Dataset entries
-=-=-=-=-

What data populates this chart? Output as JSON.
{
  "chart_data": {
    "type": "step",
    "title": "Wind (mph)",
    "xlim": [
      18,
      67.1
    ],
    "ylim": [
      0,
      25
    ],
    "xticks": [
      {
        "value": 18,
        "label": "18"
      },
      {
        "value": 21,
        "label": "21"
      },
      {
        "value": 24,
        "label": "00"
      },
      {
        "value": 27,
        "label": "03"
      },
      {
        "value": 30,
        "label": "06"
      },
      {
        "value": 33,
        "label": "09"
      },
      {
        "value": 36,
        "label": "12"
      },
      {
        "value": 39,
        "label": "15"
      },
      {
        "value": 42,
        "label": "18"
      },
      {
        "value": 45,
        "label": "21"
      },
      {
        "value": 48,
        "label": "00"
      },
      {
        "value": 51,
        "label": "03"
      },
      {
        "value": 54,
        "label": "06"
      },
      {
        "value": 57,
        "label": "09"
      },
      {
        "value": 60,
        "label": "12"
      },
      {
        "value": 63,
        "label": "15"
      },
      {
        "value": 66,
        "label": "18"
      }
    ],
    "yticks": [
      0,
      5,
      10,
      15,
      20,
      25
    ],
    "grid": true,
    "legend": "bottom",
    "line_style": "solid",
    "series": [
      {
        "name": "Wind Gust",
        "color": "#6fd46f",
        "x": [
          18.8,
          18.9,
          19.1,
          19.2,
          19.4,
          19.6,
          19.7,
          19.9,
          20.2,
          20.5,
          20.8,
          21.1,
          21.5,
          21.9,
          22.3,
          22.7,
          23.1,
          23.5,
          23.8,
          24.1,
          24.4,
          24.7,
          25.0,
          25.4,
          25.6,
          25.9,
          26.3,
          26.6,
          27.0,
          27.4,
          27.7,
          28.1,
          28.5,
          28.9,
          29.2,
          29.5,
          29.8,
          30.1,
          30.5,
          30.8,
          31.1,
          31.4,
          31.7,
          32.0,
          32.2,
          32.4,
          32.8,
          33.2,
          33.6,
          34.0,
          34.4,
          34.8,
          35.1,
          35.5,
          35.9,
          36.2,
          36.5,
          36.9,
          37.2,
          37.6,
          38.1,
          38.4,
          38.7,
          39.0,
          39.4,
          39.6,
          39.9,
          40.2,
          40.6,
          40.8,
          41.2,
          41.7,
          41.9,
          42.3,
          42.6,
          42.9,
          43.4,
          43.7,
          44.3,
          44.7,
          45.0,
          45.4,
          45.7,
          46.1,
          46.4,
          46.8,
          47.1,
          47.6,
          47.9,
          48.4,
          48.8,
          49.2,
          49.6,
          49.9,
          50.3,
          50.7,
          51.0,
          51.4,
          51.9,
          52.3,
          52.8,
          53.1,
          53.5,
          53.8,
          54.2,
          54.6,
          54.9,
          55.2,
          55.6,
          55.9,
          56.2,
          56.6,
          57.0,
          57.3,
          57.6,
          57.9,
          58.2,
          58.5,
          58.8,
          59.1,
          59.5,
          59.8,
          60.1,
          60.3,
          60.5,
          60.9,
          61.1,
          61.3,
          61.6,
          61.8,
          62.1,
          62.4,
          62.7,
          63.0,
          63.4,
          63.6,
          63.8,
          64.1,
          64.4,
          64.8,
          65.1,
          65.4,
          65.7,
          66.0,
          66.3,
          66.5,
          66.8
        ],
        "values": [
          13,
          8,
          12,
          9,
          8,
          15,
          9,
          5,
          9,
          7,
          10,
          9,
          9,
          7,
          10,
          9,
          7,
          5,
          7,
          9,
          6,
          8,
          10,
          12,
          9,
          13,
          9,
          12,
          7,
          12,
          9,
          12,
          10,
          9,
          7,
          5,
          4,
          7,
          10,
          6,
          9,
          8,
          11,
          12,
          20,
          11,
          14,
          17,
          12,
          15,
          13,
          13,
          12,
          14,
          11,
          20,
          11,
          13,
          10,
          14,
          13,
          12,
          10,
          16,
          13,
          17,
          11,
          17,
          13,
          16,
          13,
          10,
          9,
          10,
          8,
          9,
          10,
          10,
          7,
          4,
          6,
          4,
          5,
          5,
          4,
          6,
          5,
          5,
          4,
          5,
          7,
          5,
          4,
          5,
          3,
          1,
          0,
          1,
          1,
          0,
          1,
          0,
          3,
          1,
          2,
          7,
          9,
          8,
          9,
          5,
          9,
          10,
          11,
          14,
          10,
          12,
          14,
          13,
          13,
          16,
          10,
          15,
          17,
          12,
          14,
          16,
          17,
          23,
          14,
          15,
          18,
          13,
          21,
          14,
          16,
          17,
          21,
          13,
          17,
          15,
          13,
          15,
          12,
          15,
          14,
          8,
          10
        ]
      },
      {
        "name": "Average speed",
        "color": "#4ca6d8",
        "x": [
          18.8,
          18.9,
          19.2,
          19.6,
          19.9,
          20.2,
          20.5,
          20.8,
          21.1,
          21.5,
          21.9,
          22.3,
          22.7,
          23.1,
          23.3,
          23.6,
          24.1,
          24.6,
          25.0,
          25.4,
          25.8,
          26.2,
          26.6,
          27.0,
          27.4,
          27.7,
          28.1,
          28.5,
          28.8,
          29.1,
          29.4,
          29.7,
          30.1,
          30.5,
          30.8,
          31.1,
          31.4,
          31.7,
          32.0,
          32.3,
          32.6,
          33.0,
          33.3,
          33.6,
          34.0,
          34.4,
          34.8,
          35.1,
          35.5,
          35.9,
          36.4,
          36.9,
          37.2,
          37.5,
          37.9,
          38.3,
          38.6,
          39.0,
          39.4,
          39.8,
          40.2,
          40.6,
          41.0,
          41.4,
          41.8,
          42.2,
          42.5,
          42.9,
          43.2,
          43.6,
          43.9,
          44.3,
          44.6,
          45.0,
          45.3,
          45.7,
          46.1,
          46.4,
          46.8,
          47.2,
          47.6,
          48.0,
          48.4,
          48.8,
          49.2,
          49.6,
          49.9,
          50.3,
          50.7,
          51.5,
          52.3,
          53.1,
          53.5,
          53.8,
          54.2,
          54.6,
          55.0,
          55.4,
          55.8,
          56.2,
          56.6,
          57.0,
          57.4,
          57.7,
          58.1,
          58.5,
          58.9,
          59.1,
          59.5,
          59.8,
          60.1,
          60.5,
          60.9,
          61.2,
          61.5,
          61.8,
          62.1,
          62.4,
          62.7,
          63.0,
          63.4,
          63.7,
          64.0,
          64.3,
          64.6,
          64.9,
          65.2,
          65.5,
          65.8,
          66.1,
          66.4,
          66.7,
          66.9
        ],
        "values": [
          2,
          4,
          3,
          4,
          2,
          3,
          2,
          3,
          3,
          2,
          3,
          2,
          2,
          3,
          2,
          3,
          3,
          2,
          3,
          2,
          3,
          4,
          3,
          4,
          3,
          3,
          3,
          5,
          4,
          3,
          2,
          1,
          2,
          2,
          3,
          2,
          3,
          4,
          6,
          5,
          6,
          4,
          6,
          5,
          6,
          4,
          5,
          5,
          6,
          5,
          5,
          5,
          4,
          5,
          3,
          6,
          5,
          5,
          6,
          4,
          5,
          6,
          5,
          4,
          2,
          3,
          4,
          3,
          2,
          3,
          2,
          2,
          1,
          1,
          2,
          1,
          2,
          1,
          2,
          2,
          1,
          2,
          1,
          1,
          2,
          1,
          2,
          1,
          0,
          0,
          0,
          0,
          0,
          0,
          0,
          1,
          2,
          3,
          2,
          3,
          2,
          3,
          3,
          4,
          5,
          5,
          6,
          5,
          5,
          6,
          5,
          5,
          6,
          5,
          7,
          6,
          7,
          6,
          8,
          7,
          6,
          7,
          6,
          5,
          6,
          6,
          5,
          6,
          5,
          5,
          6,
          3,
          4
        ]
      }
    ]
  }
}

-=-=-=-=-

YOUR GOAL
Write down the full listing again, exactly.

COMPLETED EXERCISE
What data populates this chart? Output as JSON.
{
  "chart_data": {
    "type": "step",
    "title": "Wind (mph)",
    "xlim": [
      18,
      67.1
    ],
    "ylim": [
      0,
      25
    ],
    "xticks": [
      {
        "value": 18,
        "label": "18"
      },
      {
        "value": 21,
        "label": "21"
      },
      {
        "value": 24,
        "label": "00"
      },
      {
        "value": 27,
        "label": "03"
      },
      {
        "value": 30,
        "label": "06"
      },
      {
        "value": 33,
        "label": "09"
      },
      {
        "value": 36,
        "label": "12"
      },
      {
        "value": 39,
        "label": "15"
      },
      {
        "value": 42,
        "label": "18"
      },
      {
        "value": 45,
        "label": "21"
      },
      {
        "value": 48,
        "label": "00"
      },
      {
        "value": 51,
        "label": "03"
      },
      {
        "value": 54,
        "label": "06"
      },
      {
        "value": 57,
        "label": "09"
      },
      {
        "value": 60,
        "label": "12"
      },
      {
        "value": 63,
        "label": "15"
      },
      {
        "value": 66,
        "label": "18"
      }
    ],
    "yticks": [
      0,
      5,
      10,
      15,
      20,
      25
    ],
    "grid": true,
    "legend": "bottom",
    "line_style": "solid",
    "series": [
      {
        "name": "Wind Gust",
        "color": "#6fd46f",
        "x": [
          18.8,
          18.9,
          19.1,
          19.2,
          19.4,
          19.6,
          19.7,
          19.9,
          20.2,
          20.5,
          20.8,
          21.1,
          21.5,
          21.9,
          22.3,
          22.7,
          23.1,
          23.5,
          23.8,
          24.1,
          24.4,
          24.7,
          25.0,
          25.4,
          25.6,
          25.9,
          26.3,
          26.6,
          27.0,
          27.4,
          27.7,
          28.1,
          28.5,
          28.9,
          29.2,
          29.5,
          29.8,
          30.1,
          30.5,
          30.8,
          31.1,
          31.4,
          31.7,
          32.0,
          32.2,
          32.4,
          32.8,
          33.2,
          33.6,
          34.0,
          34.4,
          34.8,
          35.1,
          35.5,
          35.9,
          36.2,
          36.5,
          36.9,
          37.2,
          37.6,
          38.1,
          38.4,
          38.7,
          39.0,
          39.4,
          39.6,
          39.9,
          40.2,
          40.6,
          40.8,
          41.2,
          41.7,
          41.9,
          42.3,
          42.6,
          42.9,
          43.4,
          43.7,
          44.3,
          44.7,
          45.0,
          45.4,
          45.7,
          46.1,
          46.4,
          46.8,
          47.1,
          47.6,
          47.9,
          48.4,
          48.8,
          49.2,
          49.6,
          49.9,
          50.3,
          50.7,
          51.0,
          51.4,
          51.9,
          52.3,
          52.8,
          53.1,
          53.5,
          53.8,
          54.2,
          54.6,
          54.9,
          55.2,
          55.6,
          55.9,
          56.2,
          56.6,
          57.0,
          57.3,
          57.6,
          57.9,
          58.2,
          58.5,
          58.8,
          59.1,
          59.5,
          59.8,
          60.1,
          60.3,
          60.5,
          60.9,
          61.1,
          61.3,
          61.6,
          61.8,
          62.1,
          62.4,
          62.7,
          63.0,
          63.4,
          63.6,
          63.8,
          64.1,
          64.4,
          64.8,
          65.1,
          65.4,
          65.7,
          66.0,
          66.3,
          66.5,
          66.8
        ],
        "values": [
          13,
          8,
          12,
          9,
          8,
          15,
          9,
          5,
          9,
          7,
          10,
          9,
          9,
          7,
          10,
          9,
          7,
          5,
          7,
          9,
          6,
          8,
          10,
          12,
          9,
          13,
          9,
          12,
          7,
          12,
          9,
          12,
          10,
          9,
          7,
          5,
          4,
          7,
          10,
          6,
          9,
          8,
          11,
          12,
          20,
          11,
          14,
          17,
          12,
          15,
          13,
          13,
          12,
          14,
          11,
          20,
          11,
          13,
          10,
          14,
          13,
          12,
          10,
          16,
          13,
          17,
          11,
          17,
          13,
          16,
          13,
          10,
          9,
          10,
          8,
          9,
          10,
          10,
          7,
          4,
          6,
          4,
          5,
          5,
          4,
          6,
          5,
          5,
          4,
          5,
          7,
          5,
          4,
          5,
          3,
          1,
          0,
          1,
          1,
          0,
          1,
          0,
          3,
          1,
          2,
          7,
          9,
          8,
          9,
          5,
          9,
          10,
          11,
          14,
          10,
          12,
          14,
          13,
          13,
          16,
          10,
          15,
          17,
          12,
          14,
          16,
          17,
          23,
          14,
          15,
          18,
          13,
          21,
          14,
          16,
          17,
          21,
          13,
          17,
          15,
          13,
          15,
          12,
          15,
          14,
          8,
          10
        ]
      },
      {
        "name": "Average speed",
        "color": "#4ca6d8",
        "x": [
          18.8,
          18.9,
          19.2,
          19.6,
          19.9,
          20.2,
          20.5,
          20.8,
          21.1,
          21.5,
          21.9,
          22.3,
          22.7,
          23.1,
          23.3,
          23.6,
          24.1,
          24.6,
          25.0,
          25.4,
          25.8,
          26.2,
          26.6,
          27.0,
          27.4,
          27.7,
          28.1,
          28.5,
          28.8,
          29.1,
          29.4,
          29.7,
          30.1,
          30.5,
          30.8,
          31.1,
          31.4,
          31.7,
          32.0,
          32.3,
          32.6,
          33.0,
          33.3,
          33.6,
          34.0,
          34.4,
          34.8,
          35.1,
          35.5,
          35.9,
          36.4,
          36.9,
          37.2,
          37.5,
          37.9,
          38.3,
          38.6,
          39.0,
          39.4,
          39.8,
          40.2,
          40.6,
          41.0,
          41.4,
          41.8,
          42.2,
          42.5,
          42.9,
          43.2,
          43.6,
          43.9,
          44.3,
          44.6,
          45.0,
          45.3,
          45.7,
          46.1,
          46.4,
          46.8,
          47.2,
          47.6,
          48.0,
          48.4,
          48.8,
          49.2,
          49.6,
          49.9,
          50.3,
          50.7,
          51.5,
          52.3,
          53.1,
          53.5,
          53.8,
          54.2,
          54.6,
          55.0,
          55.4,
          55.8,
          56.2,
          56.6,
          57.0,
          57.4,
          57.7,
          58.1,
          58.5,
          58.9,
          59.1,
          59.5,
          59.8,
          60.1,
          60.5,
          60.9,
          61.2,
          61.5,
          61.8,
          62.1,
          62.4,
          62.7,
          63.0,
          63.4,
          63.7,
          64.0,
          64.3,
          64.6,
          64.9,
          65.2,
          65.5,
          65.8,
          66.1,
          66.4,
          66.7,
          66.9
        ],
        "values": [
          2,
          4,
          3,
          4,
          2,
          3,
          2,
          3,
          3,
          2,
          3,
          2,
          2,
          3,
          2,
          3,
          3,
          2,
          3,
          2,
          3,
          4,
          3,
          4,
          3,
          3,
          3,
          5,
          4,
          3,
          2,
          1,
          2,
          2,
          3,
          2,
          3,
          4,
          6,
          5,
          6,
          4,
          6,
          5,
          6,
          4,
          5,
          5,
          6,
          5,
          5,
          5,
          4,
          5,
          3,
          6,
          5,
          5,
          6,
          4,
          5,
          6,
          5,
          4,
          2,
          3,
          4,
          3,
          2,
          3,
          2,
          2,
          1,
          1,
          2,
          1,
          2,
          1,
          2,
          2,
          1,
          2,
          1,
          1,
          2,
          1,
          2,
          1,
          0,
          0,
          0,
          0,
          0,
          0,
          0,
          1,
          2,
          3,
          2,
          3,
          2,
          3,
          3,
          4,
          5,
          5,
          6,
          5,
          5,
          6,
          5,
          5,
          6,
          5,
          7,
          6,
          7,
          6,
          8,
          7,
          6,
          7,
          6,
          5,
          6,
          6,
          5,
          6,
          5,
          5,
          6,
          3,
          4
        ]
      }
    ]
  }
}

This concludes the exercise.